Provided information →
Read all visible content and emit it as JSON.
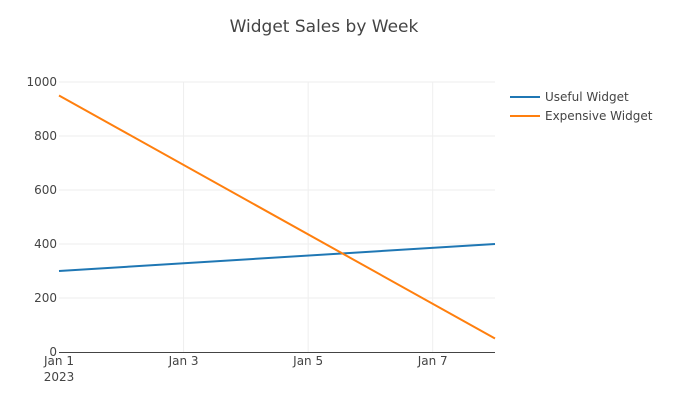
{
  "chart_data": {
    "type": "line",
    "title": "Widget Sales by Week",
    "xlabel": "",
    "ylabel": "",
    "x": [
      "2023-01-01",
      "2023-01-08"
    ],
    "series": [
      {
        "name": "Useful Widget",
        "color": "#1f77b4",
        "values": [
          300,
          400
        ]
      },
      {
        "name": "Expensive Widget",
        "color": "#ff7f0e",
        "values": [
          950,
          50
        ]
      }
    ],
    "xlim": [
      "2023-01-01",
      "2023-01-08"
    ],
    "ylim": [
      0,
      1000
    ],
    "xticks": [
      {
        "value": "2023-01-01",
        "label": "Jan 1",
        "sublabel": "2023"
      },
      {
        "value": "2023-01-03",
        "label": "Jan 3"
      },
      {
        "value": "2023-01-05",
        "label": "Jan 5"
      },
      {
        "value": "2023-01-07",
        "label": "Jan 7"
      }
    ],
    "yticks": [
      0,
      200,
      400,
      600,
      800,
      1000
    ],
    "grid": true,
    "legend_position": "top-right"
  }
}
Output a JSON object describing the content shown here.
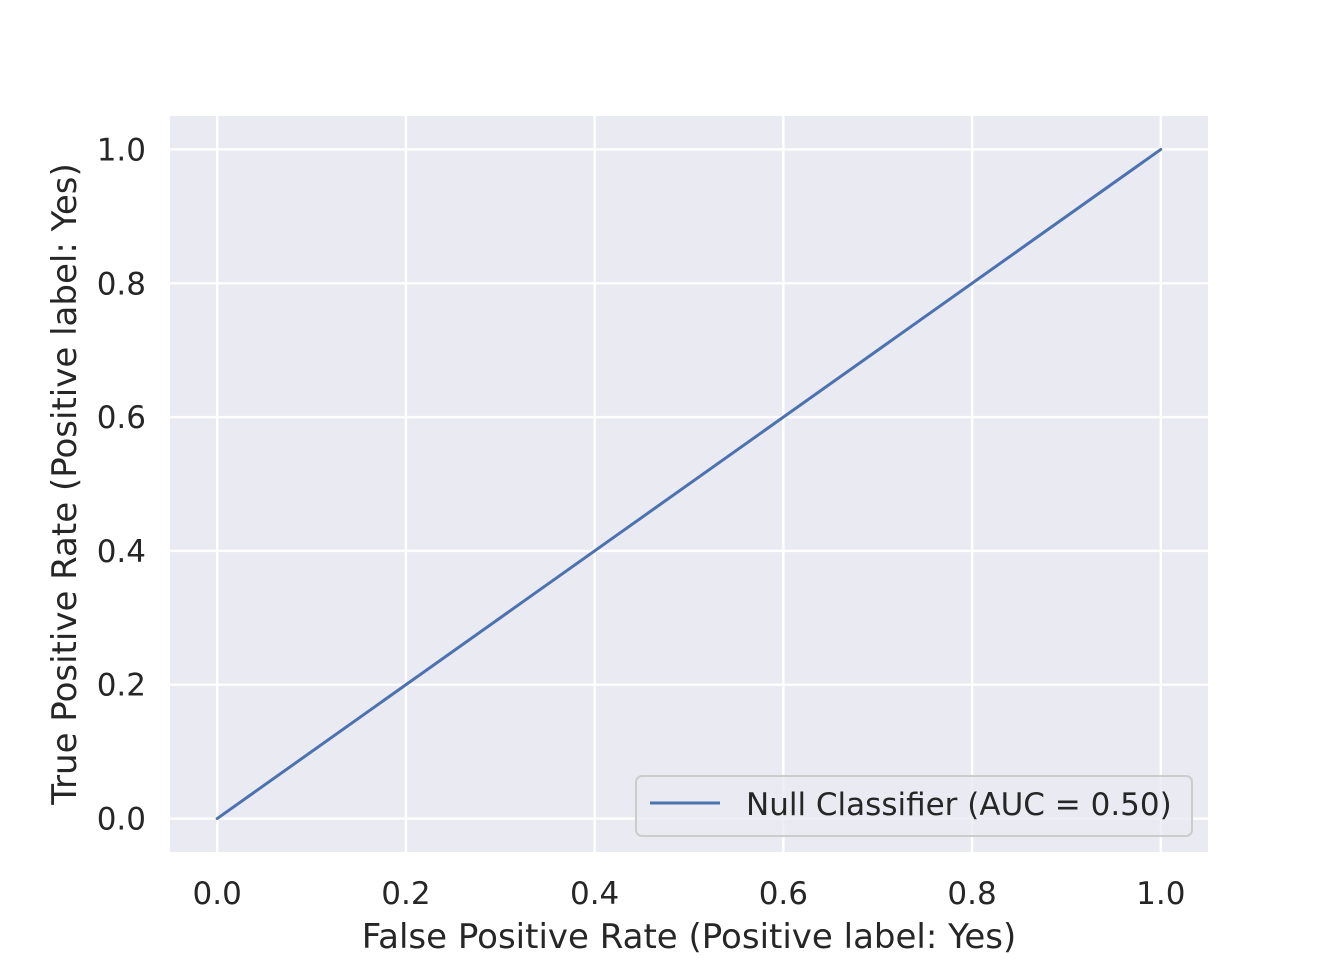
{
  "chart_data": {
    "type": "line",
    "title": "",
    "xlabel": "False Positive Rate (Positive label: Yes)",
    "ylabel": "True Positive Rate (Positive label: Yes)",
    "xlim": [
      -0.05,
      1.05
    ],
    "ylim": [
      -0.05,
      1.05
    ],
    "xticks": [
      "0.0",
      "0.2",
      "0.4",
      "0.6",
      "0.8",
      "1.0"
    ],
    "yticks": [
      "0.0",
      "0.2",
      "0.4",
      "0.6",
      "0.8",
      "1.0"
    ],
    "grid": true,
    "legend_position": "lower-right",
    "series": [
      {
        "name": "Null Classifier (AUC = 0.50)",
        "color": "#4c72b0",
        "x": [
          0.0,
          1.0
        ],
        "y": [
          0.0,
          1.0
        ]
      }
    ]
  },
  "colors": {
    "plot_background": "#eaeaf2",
    "grid": "#ffffff",
    "text": "#262626"
  }
}
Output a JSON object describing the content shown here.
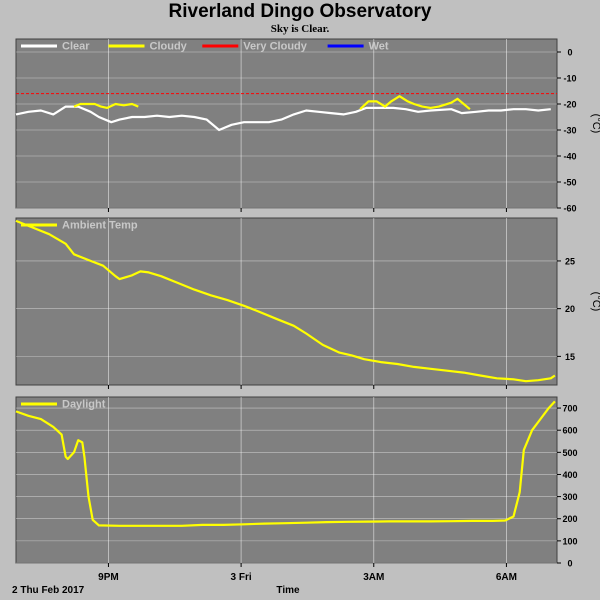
{
  "title": "Riverland Dingo Observatory",
  "subtitle": "Sky is Clear.",
  "colors": {
    "background": "#c0c0c0",
    "panel": "#808080",
    "grid": "#ffffff",
    "clear": "#ffffff",
    "cloudy": "#ffff00",
    "very_cloudy": "#ff0000",
    "wet": "#0000ff"
  },
  "chart_data": [
    {
      "type": "line",
      "name": "sky-temperature",
      "ylabel": "(°C)",
      "ylim": [
        -60,
        5
      ],
      "yticks": [
        0,
        -10,
        -20,
        -30,
        -40,
        -50,
        -60
      ],
      "threshold": -16,
      "legend": [
        "Clear",
        "Cloudy",
        "Very Cloudy",
        "Wet"
      ],
      "series": [
        {
          "name": "Clear",
          "color": "#ffffff",
          "points": [
            [
              0,
              -24
            ],
            [
              0.3,
              -23
            ],
            [
              0.6,
              -22.5
            ],
            [
              0.9,
              -24
            ],
            [
              1.2,
              -21
            ],
            [
              1.5,
              -21
            ],
            [
              1.8,
              -23
            ],
            [
              2.0,
              -25
            ],
            [
              2.3,
              -27
            ],
            [
              2.5,
              -26
            ],
            [
              2.8,
              -25
            ],
            [
              3.1,
              -25
            ],
            [
              3.4,
              -24.5
            ],
            [
              3.7,
              -25
            ],
            [
              4.0,
              -24.5
            ],
            [
              4.3,
              -25
            ],
            [
              4.6,
              -26
            ],
            [
              4.9,
              -30
            ],
            [
              5.2,
              -28
            ],
            [
              5.5,
              -27
            ],
            [
              5.8,
              -27
            ],
            [
              6.1,
              -27
            ],
            [
              6.4,
              -26
            ],
            [
              6.7,
              -24
            ],
            [
              7.0,
              -22.5
            ],
            [
              7.3,
              -23
            ],
            [
              7.6,
              -23.5
            ],
            [
              7.9,
              -24
            ],
            [
              8.2,
              -23
            ],
            [
              8.45,
              -21.5
            ],
            [
              8.8,
              -21.5
            ],
            [
              9.1,
              -21.5
            ],
            [
              9.4,
              -22
            ],
            [
              9.7,
              -23
            ],
            [
              10.0,
              -22.5
            ],
            [
              10.5,
              -22
            ],
            [
              10.75,
              -23.5
            ],
            [
              11.1,
              -23
            ],
            [
              11.4,
              -22.5
            ],
            [
              11.7,
              -22.5
            ],
            [
              12.0,
              -22
            ],
            [
              12.3,
              -22
            ],
            [
              12.6,
              -22.5
            ],
            [
              12.9,
              -22
            ]
          ]
        },
        {
          "name": "Cloudy",
          "color": "#ffff00",
          "points": [
            [
              1.4,
              -21
            ],
            [
              1.55,
              -20
            ],
            [
              1.75,
              -20
            ],
            [
              1.9,
              -20
            ],
            [
              2.05,
              -21
            ],
            [
              2.2,
              -21.5
            ],
            [
              2.4,
              -20
            ],
            [
              2.6,
              -20.5
            ],
            [
              2.8,
              -20
            ],
            [
              2.95,
              -21
            ]
          ]
        },
        {
          "name": "Cloudy",
          "color": "#ffff00",
          "points": [
            [
              8.3,
              -22
            ],
            [
              8.5,
              -19
            ],
            [
              8.7,
              -19
            ],
            [
              8.9,
              -21
            ],
            [
              9.05,
              -19
            ],
            [
              9.25,
              -17
            ],
            [
              9.45,
              -19
            ],
            [
              9.6,
              -20
            ],
            [
              9.8,
              -21
            ],
            [
              10.0,
              -21.5
            ],
            [
              10.2,
              -21
            ],
            [
              10.5,
              -19.5
            ],
            [
              10.65,
              -18
            ],
            [
              10.8,
              -20
            ],
            [
              10.95,
              -22
            ]
          ]
        }
      ]
    },
    {
      "type": "line",
      "name": "ambient-temperature",
      "ylabel": "(°C)",
      "ylim": [
        12,
        29.5
      ],
      "yticks": [
        15,
        20,
        25
      ],
      "legend": [
        "Ambient Temp"
      ],
      "series": [
        {
          "name": "Ambient Temp",
          "color": "#ffff00",
          "points": [
            [
              0,
              29.2
            ],
            [
              0.4,
              28.5
            ],
            [
              0.8,
              27.8
            ],
            [
              1.2,
              26.8
            ],
            [
              1.4,
              25.7
            ],
            [
              1.8,
              25.0
            ],
            [
              2.1,
              24.5
            ],
            [
              2.4,
              23.4
            ],
            [
              2.5,
              23.1
            ],
            [
              2.8,
              23.5
            ],
            [
              3.0,
              23.9
            ],
            [
              3.2,
              23.8
            ],
            [
              3.5,
              23.4
            ],
            [
              3.9,
              22.7
            ],
            [
              4.3,
              22.0
            ],
            [
              4.7,
              21.4
            ],
            [
              5.1,
              20.9
            ],
            [
              5.5,
              20.3
            ],
            [
              5.8,
              19.8
            ],
            [
              6.3,
              18.9
            ],
            [
              6.7,
              18.2
            ],
            [
              7.0,
              17.4
            ],
            [
              7.4,
              16.2
            ],
            [
              7.8,
              15.4
            ],
            [
              8.1,
              15.1
            ],
            [
              8.4,
              14.7
            ],
            [
              8.8,
              14.4
            ],
            [
              9.2,
              14.2
            ],
            [
              9.6,
              13.9
            ],
            [
              10.0,
              13.7
            ],
            [
              10.4,
              13.5
            ],
            [
              10.8,
              13.3
            ],
            [
              11.2,
              13.0
            ],
            [
              11.6,
              12.7
            ],
            [
              12.0,
              12.6
            ],
            [
              12.3,
              12.4
            ],
            [
              12.6,
              12.5
            ],
            [
              12.9,
              12.7
            ],
            [
              13.0,
              13.0
            ]
          ]
        }
      ]
    },
    {
      "type": "line",
      "name": "daylight",
      "ylabel": "",
      "ylim": [
        0,
        750
      ],
      "yticks": [
        0,
        100,
        200,
        300,
        400,
        500,
        600,
        700
      ],
      "legend": [
        "Daylight"
      ],
      "series": [
        {
          "name": "Daylight",
          "color": "#ffff00",
          "points": [
            [
              0,
              685
            ],
            [
              0.3,
              665
            ],
            [
              0.6,
              650
            ],
            [
              0.9,
              615
            ],
            [
              1.1,
              580
            ],
            [
              1.2,
              480
            ],
            [
              1.25,
              470
            ],
            [
              1.4,
              500
            ],
            [
              1.5,
              555
            ],
            [
              1.6,
              545
            ],
            [
              1.65,
              480
            ],
            [
              1.75,
              300
            ],
            [
              1.85,
              195
            ],
            [
              2.0,
              170
            ],
            [
              2.5,
              168
            ],
            [
              3.0,
              168
            ],
            [
              3.5,
              168
            ],
            [
              4.0,
              168
            ],
            [
              4.5,
              172
            ],
            [
              5.0,
              172
            ],
            [
              5.5,
              175
            ],
            [
              6.0,
              178
            ],
            [
              6.5,
              180
            ],
            [
              7.0,
              182
            ],
            [
              7.5,
              185
            ],
            [
              8.0,
              186
            ],
            [
              8.5,
              187
            ],
            [
              9.0,
              188
            ],
            [
              9.5,
              188
            ],
            [
              10.0,
              188
            ],
            [
              10.5,
              189
            ],
            [
              11.0,
              190
            ],
            [
              11.5,
              190
            ],
            [
              11.8,
              192
            ],
            [
              12.0,
              210
            ],
            [
              12.15,
              320
            ],
            [
              12.25,
              510
            ],
            [
              12.45,
              600
            ],
            [
              12.65,
              650
            ],
            [
              12.85,
              700
            ],
            [
              13.0,
              730
            ]
          ]
        }
      ]
    }
  ],
  "x_axis": {
    "label": "Time",
    "date_label": "2 Thu Feb 2017",
    "range_hours_from_1900": [
      0,
      13.05
    ],
    "ticks": [
      {
        "label": "9PM",
        "hour": 2.23
      },
      {
        "label": "3 Fri",
        "hour": 5.43
      },
      {
        "label": "3AM",
        "hour": 8.63
      },
      {
        "label": "6AM",
        "hour": 11.83
      }
    ]
  }
}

Work to be completed →
Filter the entries above down to the lines containing the word "Widget".

Result for this exercise →
    "title": "Widget Sales by Week",
        "name": "Useful Widget",
        "name": "Expensive Widget",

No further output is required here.